- What is required:
Without the pictures, reproduce the records that follow exactly.

Records from a collection:
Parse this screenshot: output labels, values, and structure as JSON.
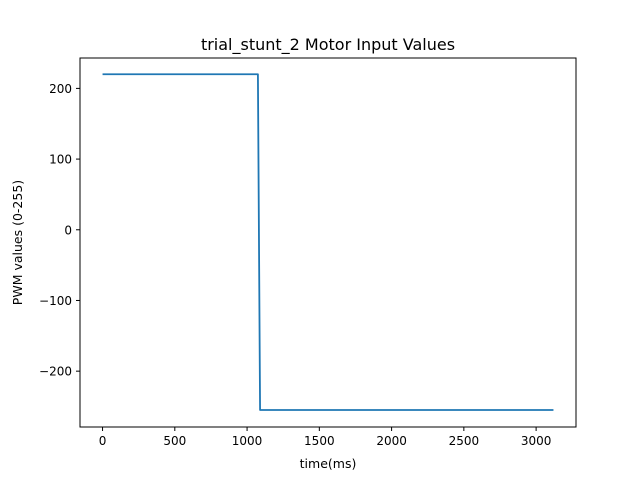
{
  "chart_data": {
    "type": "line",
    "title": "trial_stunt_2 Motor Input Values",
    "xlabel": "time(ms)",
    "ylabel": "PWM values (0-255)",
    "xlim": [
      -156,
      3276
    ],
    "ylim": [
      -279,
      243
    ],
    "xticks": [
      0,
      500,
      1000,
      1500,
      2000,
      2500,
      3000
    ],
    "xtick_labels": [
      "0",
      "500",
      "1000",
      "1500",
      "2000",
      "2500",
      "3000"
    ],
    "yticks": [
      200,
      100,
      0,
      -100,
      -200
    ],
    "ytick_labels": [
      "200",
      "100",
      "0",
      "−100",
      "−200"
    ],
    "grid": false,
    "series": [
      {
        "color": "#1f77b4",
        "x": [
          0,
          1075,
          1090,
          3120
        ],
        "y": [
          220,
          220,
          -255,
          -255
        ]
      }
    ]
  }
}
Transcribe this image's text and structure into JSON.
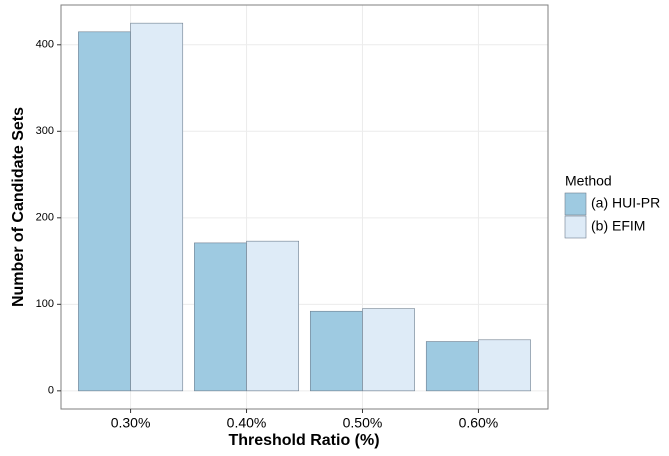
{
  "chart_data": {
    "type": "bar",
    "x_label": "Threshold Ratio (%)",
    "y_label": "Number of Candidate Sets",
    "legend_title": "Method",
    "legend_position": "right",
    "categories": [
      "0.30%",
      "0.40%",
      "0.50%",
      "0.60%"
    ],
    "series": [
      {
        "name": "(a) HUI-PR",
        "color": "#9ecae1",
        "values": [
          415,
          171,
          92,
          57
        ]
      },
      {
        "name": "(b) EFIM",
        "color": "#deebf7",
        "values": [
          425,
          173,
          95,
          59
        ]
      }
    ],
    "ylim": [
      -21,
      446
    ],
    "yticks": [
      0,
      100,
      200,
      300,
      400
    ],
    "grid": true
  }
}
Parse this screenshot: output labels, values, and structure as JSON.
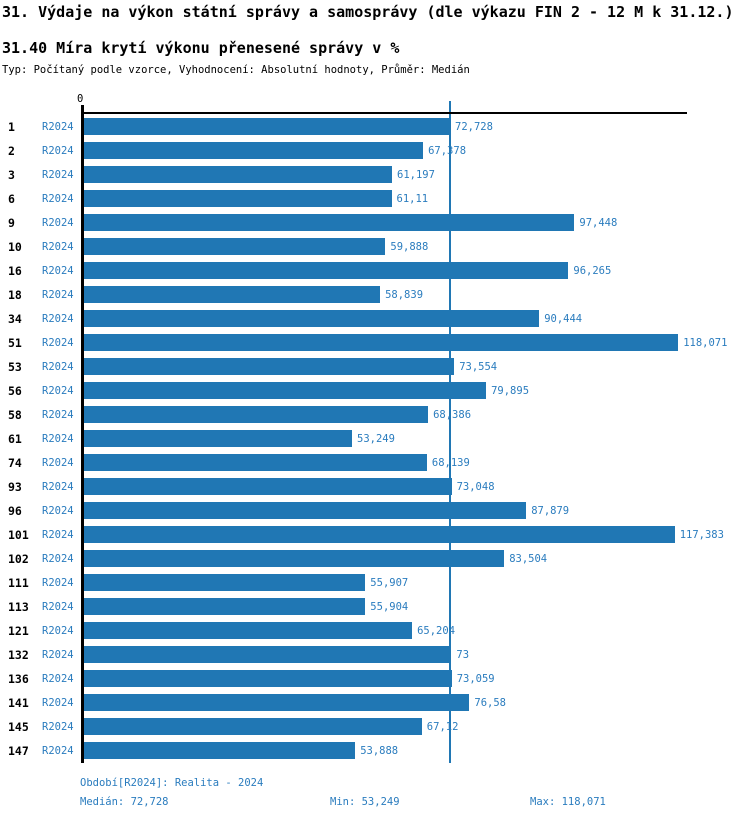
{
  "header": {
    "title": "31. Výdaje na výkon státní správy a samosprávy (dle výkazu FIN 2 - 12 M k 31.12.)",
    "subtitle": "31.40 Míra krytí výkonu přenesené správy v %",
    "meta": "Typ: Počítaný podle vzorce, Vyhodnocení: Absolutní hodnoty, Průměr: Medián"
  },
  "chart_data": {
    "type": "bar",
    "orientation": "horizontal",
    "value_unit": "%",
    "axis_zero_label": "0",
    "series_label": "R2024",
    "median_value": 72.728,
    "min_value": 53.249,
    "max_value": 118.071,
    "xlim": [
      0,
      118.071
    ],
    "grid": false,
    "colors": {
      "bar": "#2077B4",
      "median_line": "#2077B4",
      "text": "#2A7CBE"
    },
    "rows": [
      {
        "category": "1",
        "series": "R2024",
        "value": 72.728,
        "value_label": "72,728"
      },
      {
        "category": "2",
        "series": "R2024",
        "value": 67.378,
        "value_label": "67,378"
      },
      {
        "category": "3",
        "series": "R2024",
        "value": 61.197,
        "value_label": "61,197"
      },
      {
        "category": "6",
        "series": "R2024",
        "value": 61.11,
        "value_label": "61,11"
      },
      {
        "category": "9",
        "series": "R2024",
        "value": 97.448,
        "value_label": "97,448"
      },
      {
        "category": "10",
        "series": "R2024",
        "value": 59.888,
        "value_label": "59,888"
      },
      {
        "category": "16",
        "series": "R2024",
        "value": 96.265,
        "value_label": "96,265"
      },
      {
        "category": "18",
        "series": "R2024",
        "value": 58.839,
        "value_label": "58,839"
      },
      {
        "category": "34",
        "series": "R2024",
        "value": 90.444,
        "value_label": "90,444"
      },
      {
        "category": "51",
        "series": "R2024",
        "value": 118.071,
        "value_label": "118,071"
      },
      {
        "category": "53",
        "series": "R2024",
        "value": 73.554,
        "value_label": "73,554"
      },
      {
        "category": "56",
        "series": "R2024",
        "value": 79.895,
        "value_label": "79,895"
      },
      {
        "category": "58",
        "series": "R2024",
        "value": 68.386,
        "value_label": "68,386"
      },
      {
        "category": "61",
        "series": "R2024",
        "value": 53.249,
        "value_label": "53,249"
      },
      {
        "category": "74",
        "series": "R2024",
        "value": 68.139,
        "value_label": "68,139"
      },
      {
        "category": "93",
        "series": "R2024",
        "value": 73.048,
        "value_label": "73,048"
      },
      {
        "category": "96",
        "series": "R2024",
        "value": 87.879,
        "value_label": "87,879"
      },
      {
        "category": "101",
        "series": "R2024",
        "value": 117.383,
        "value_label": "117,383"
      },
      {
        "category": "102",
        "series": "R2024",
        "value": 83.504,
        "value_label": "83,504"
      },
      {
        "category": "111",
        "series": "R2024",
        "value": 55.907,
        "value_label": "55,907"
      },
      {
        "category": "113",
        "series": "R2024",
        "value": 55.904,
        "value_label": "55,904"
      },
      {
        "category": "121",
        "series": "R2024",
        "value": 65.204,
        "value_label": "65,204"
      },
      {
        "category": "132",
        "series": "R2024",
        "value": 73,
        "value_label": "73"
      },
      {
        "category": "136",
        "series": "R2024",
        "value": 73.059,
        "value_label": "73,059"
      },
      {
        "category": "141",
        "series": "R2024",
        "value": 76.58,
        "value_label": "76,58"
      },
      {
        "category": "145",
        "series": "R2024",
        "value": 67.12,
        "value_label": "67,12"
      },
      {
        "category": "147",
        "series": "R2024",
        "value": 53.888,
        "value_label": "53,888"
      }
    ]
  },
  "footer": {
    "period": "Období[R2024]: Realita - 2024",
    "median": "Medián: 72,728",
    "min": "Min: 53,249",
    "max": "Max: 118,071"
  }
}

- Answer below:
Parse this screenshot: output labels, values, and structure as JSON.
{
  "chart_data": {
    "type": "line",
    "title": "trial_stunt_2 Motor Input Values",
    "xlabel": "time(ms)",
    "ylabel": "PWM values (0-255)",
    "xlim": [
      -156,
      3276
    ],
    "ylim": [
      -279,
      243
    ],
    "xticks": [
      0,
      500,
      1000,
      1500,
      2000,
      2500,
      3000
    ],
    "xtick_labels": [
      "0",
      "500",
      "1000",
      "1500",
      "2000",
      "2500",
      "3000"
    ],
    "yticks": [
      200,
      100,
      0,
      -100,
      -200
    ],
    "ytick_labels": [
      "200",
      "100",
      "0",
      "−100",
      "−200"
    ],
    "grid": false,
    "series": [
      {
        "color": "#1f77b4",
        "x": [
          0,
          1075,
          1090,
          3120
        ],
        "y": [
          220,
          220,
          -255,
          -255
        ]
      }
    ]
  }
}
Transcribe this image's text and structure into JSON.
{
  "chart_data": {
    "type": "bar",
    "x_label": "Threshold Ratio (%)",
    "y_label": "Number of Candidate Sets",
    "legend_title": "Method",
    "legend_position": "right",
    "categories": [
      "0.30%",
      "0.40%",
      "0.50%",
      "0.60%"
    ],
    "series": [
      {
        "name": "(a) HUI-PR",
        "color": "#9ecae1",
        "values": [
          415,
          171,
          92,
          57
        ]
      },
      {
        "name": "(b) EFIM",
        "color": "#deebf7",
        "values": [
          425,
          173,
          95,
          59
        ]
      }
    ],
    "ylim": [
      -21,
      446
    ],
    "yticks": [
      0,
      100,
      200,
      300,
      400
    ],
    "grid": true
  }
}
Parse this screenshot: output labels, values, and structure as JSON.
{
  "header": {
    "title": "31. Výdaje na výkon státní správy a samosprávy (dle výkazu FIN 2 - 12 M k 31.12.)",
    "subtitle": "31.40 Míra krytí výkonu přenesené správy v %",
    "meta": "Typ: Počítaný podle vzorce, Vyhodnocení: Absolutní hodnoty, Průměr: Medián"
  },
  "chart_data": {
    "type": "bar",
    "orientation": "horizontal",
    "value_unit": "%",
    "axis_zero_label": "0",
    "series_label": "R2024",
    "median_value": 72.728,
    "min_value": 53.249,
    "max_value": 118.071,
    "xlim": [
      0,
      118.071
    ],
    "grid": false,
    "colors": {
      "bar": "#2077B4",
      "median_line": "#2077B4",
      "text": "#2A7CBE"
    },
    "rows": [
      {
        "category": "1",
        "series": "R2024",
        "value": 72.728,
        "value_label": "72,728"
      },
      {
        "category": "2",
        "series": "R2024",
        "value": 67.378,
        "value_label": "67,378"
      },
      {
        "category": "3",
        "series": "R2024",
        "value": 61.197,
        "value_label": "61,197"
      },
      {
        "category": "6",
        "series": "R2024",
        "value": 61.11,
        "value_label": "61,11"
      },
      {
        "category": "9",
        "series": "R2024",
        "value": 97.448,
        "value_label": "97,448"
      },
      {
        "category": "10",
        "series": "R2024",
        "value": 59.888,
        "value_label": "59,888"
      },
      {
        "category": "16",
        "series": "R2024",
        "value": 96.265,
        "value_label": "96,265"
      },
      {
        "category": "18",
        "series": "R2024",
        "value": 58.839,
        "value_label": "58,839"
      },
      {
        "category": "34",
        "series": "R2024",
        "value": 90.444,
        "value_label": "90,444"
      },
      {
        "category": "51",
        "series": "R2024",
        "value": 118.071,
        "value_label": "118,071"
      },
      {
        "category": "53",
        "series": "R2024",
        "value": 73.554,
        "value_label": "73,554"
      },
      {
        "category": "56",
        "series": "R2024",
        "value": 79.895,
        "value_label": "79,895"
      },
      {
        "category": "58",
        "series": "R2024",
        "value": 68.386,
        "value_label": "68,386"
      },
      {
        "category": "61",
        "series": "R2024",
        "value": 53.249,
        "value_label": "53,249"
      },
      {
        "category": "74",
        "series": "R2024",
        "value": 68.139,
        "value_label": "68,139"
      },
      {
        "category": "93",
        "series": "R2024",
        "value": 73.048,
        "value_label": "73,048"
      },
      {
        "category": "96",
        "series": "R2024",
        "value": 87.879,
        "value_label": "87,879"
      },
      {
        "category": "101",
        "series": "R2024",
        "value": 117.383,
        "value_label": "117,383"
      },
      {
        "category": "102",
        "series": "R2024",
        "value": 83.504,
        "value_label": "83,504"
      },
      {
        "category": "111",
        "series": "R2024",
        "value": 55.907,
        "value_label": "55,907"
      },
      {
        "category": "113",
        "series": "R2024",
        "value": 55.904,
        "value_label": "55,904"
      },
      {
        "category": "121",
        "series": "R2024",
        "value": 65.204,
        "value_label": "65,204"
      },
      {
        "category": "132",
        "series": "R2024",
        "value": 73,
        "value_label": "73"
      },
      {
        "category": "136",
        "series": "R2024",
        "value": 73.059,
        "value_label": "73,059"
      },
      {
        "category": "141",
        "series": "R2024",
        "value": 76.58,
        "value_label": "76,58"
      },
      {
        "category": "145",
        "series": "R2024",
        "value": 67.12,
        "value_label": "67,12"
      },
      {
        "category": "147",
        "series": "R2024",
        "value": 53.888,
        "value_label": "53,888"
      }
    ]
  },
  "footer": {
    "period": "Období[R2024]: Realita - 2024",
    "median": "Medián: 72,728",
    "min": "Min: 53,249",
    "max": "Max: 118,071"
  }
}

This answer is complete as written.